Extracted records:
##############################

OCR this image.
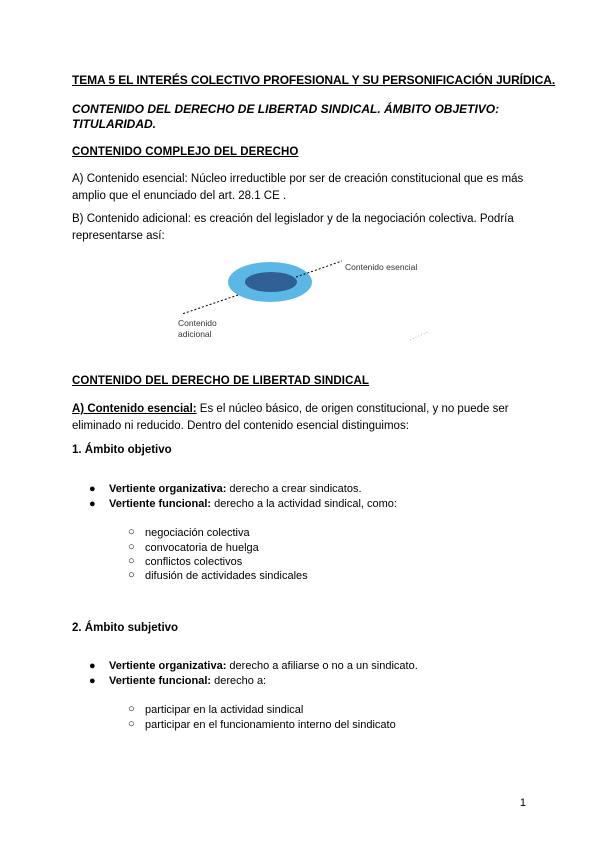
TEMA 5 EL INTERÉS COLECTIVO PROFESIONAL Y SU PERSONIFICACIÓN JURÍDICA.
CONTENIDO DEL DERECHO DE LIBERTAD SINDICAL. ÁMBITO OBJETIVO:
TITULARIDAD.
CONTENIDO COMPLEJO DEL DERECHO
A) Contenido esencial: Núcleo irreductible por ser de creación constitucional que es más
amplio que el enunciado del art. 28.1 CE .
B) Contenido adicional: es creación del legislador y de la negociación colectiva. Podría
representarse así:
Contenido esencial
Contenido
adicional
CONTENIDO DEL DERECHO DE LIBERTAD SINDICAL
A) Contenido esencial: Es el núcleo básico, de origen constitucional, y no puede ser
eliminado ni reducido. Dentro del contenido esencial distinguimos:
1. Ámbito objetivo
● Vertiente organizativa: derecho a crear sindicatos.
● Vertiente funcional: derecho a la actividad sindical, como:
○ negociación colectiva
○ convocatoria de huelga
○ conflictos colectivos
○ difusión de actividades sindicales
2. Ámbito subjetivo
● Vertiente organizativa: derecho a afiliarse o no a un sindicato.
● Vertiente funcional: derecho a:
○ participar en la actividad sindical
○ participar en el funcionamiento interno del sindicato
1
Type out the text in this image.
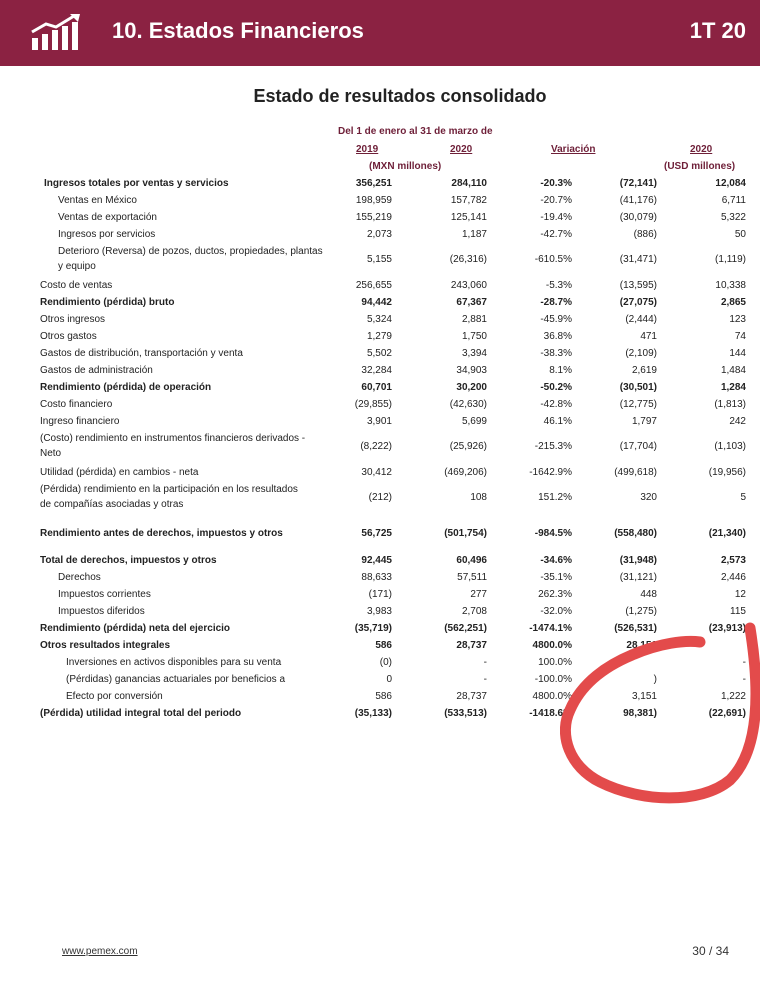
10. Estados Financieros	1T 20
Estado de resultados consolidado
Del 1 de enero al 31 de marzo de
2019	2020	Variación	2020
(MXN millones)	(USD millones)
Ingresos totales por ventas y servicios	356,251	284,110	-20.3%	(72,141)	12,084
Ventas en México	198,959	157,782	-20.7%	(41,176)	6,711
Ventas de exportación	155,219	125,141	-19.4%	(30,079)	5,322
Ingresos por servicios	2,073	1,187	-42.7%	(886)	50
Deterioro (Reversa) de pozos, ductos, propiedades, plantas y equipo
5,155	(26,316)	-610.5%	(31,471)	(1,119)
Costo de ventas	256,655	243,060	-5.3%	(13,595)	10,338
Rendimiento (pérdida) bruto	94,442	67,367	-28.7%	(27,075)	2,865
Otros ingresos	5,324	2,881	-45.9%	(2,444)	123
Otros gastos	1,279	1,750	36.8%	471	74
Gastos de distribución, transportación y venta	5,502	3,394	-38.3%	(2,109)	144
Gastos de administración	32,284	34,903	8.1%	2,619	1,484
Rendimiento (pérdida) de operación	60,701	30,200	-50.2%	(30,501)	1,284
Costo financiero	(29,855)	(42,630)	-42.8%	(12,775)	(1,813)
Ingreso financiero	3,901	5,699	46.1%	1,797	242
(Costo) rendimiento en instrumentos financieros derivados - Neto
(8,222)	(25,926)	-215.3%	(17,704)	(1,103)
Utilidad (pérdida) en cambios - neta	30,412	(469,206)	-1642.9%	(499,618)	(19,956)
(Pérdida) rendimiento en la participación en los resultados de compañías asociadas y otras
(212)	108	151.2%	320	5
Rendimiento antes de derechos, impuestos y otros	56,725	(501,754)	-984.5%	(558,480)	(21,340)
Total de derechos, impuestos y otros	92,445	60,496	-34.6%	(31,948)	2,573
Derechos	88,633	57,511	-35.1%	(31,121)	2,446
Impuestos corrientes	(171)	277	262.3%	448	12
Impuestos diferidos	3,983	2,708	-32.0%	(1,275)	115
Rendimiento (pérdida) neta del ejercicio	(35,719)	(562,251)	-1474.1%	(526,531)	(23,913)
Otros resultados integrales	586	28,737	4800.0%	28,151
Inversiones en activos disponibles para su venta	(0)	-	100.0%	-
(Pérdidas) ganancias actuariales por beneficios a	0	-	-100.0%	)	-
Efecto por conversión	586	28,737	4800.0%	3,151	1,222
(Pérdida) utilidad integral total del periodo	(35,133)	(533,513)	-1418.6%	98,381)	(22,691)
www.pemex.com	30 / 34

##############################

Make a copy of each line that contains the string "adicional".

B) Contenido adicional: es creación del legislador y de la negociación colectiva. Podría
adicional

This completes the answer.